§ **JOB**
Look through the data and write out every line with the word "JSON" in it.

§ **SUPPLIED ENTRIES**
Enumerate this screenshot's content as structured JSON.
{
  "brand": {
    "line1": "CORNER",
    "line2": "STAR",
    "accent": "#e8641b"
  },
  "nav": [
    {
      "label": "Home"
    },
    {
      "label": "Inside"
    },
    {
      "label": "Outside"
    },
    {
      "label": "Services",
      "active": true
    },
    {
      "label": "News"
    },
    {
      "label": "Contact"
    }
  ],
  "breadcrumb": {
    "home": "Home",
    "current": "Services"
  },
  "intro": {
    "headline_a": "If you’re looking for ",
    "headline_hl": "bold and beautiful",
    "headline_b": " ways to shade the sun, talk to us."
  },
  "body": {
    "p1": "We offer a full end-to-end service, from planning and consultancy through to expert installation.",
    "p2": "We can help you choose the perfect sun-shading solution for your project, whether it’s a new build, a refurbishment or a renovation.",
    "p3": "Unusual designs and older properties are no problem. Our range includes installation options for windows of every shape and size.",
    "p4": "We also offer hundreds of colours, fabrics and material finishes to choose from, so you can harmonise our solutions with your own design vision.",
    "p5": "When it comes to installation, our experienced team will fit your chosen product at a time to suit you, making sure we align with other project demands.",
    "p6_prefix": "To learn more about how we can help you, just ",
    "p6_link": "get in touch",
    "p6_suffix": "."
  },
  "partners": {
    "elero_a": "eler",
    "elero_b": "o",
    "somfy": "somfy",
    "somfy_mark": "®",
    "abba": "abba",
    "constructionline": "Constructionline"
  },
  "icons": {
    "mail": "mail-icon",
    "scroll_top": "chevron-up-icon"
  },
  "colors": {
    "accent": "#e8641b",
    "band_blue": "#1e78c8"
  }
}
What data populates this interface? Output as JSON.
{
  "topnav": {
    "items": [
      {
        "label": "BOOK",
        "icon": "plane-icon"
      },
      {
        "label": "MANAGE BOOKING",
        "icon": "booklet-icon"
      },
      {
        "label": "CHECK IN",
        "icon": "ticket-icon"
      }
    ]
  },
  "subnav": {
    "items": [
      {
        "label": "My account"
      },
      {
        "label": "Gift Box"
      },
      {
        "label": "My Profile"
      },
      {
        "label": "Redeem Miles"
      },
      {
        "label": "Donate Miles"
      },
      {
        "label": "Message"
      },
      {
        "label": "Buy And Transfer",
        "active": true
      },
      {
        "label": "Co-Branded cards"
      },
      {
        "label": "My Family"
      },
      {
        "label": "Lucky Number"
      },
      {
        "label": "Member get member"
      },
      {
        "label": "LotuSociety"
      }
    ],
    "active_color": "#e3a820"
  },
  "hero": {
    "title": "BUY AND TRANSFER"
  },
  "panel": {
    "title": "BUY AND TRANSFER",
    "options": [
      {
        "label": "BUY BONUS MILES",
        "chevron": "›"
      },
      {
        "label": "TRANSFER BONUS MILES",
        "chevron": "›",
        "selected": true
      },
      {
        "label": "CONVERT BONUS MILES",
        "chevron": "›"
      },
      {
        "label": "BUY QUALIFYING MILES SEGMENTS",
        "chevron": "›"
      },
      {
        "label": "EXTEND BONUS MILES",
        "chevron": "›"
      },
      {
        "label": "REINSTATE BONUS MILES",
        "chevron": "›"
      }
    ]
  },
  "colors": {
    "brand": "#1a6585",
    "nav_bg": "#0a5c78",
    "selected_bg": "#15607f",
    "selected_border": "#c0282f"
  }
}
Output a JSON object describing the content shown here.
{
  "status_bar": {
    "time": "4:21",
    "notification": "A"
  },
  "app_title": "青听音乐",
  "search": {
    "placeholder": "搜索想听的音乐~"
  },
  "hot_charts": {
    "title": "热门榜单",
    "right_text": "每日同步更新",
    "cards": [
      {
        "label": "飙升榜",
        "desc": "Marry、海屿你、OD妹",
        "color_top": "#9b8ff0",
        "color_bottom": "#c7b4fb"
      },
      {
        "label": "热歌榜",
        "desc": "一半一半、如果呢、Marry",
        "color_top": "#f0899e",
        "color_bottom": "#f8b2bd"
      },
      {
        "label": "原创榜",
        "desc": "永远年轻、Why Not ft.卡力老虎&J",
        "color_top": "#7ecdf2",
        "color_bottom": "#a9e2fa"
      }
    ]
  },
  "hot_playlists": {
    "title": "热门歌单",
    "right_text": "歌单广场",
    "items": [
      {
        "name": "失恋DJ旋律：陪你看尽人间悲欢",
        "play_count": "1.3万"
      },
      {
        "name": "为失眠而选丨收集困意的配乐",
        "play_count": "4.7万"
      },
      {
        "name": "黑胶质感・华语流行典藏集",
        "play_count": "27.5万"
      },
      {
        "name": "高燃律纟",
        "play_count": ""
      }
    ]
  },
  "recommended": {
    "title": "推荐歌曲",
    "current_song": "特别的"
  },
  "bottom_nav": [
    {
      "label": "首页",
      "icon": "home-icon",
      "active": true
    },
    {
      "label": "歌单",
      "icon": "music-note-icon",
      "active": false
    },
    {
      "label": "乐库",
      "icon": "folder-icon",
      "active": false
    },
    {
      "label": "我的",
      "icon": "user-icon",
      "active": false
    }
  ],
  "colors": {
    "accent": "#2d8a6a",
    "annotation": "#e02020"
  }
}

§ **TASK RESPONSE**
Enumerate this screenshot's content as structured JSON.
What data populates this interface? Output as JSON.
Output a JSON object describing the content shown here.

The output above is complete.